Given problem => Search the data for the string "быть" and gather each line it is in.

Data to process =>
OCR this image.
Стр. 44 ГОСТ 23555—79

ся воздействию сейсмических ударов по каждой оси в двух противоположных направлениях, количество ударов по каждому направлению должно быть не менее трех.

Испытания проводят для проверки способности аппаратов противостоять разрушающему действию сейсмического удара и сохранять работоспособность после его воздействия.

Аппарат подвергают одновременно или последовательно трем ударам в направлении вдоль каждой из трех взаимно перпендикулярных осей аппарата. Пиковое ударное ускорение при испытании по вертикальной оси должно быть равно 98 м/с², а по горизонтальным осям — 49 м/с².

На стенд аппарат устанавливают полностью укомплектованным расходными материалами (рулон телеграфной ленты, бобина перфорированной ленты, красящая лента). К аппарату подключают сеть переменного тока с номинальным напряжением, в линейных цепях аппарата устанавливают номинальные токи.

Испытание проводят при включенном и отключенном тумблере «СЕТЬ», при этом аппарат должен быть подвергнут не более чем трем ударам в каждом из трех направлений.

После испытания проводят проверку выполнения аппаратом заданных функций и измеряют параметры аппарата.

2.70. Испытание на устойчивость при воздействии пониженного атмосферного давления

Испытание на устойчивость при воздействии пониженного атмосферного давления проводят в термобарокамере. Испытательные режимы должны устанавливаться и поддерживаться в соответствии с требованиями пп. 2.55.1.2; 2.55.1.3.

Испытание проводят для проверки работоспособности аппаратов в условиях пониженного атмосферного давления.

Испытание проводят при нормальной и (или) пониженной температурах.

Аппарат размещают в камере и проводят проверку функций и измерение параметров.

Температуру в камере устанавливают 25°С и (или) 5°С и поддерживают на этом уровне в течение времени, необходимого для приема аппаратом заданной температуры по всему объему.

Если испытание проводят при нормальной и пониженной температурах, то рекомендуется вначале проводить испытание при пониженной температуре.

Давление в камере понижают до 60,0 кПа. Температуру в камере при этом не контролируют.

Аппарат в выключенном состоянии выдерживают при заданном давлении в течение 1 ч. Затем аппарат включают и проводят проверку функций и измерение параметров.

Answer in full =>
ся воздействию сейсмических ударов по каждой оси в двух противоположных направлениях, количество ударов по каждому направлению должно быть не менее трех.
Аппарат подвергают одновременно или последовательно трем ударам в направлении вдоль каждой из трех взаимно перпендикулярных осей аппарата. Пиковое ударное ускорение при испытании по вертикальной оси должно быть равно 98 м/с², а по горизонтальным осям — 49 м/с².
Испытание проводят при включенном и отключенном тумблере «СЕТЬ», при этом аппарат должен быть подвергнут не более чем трем ударам в каждом из трех направлений.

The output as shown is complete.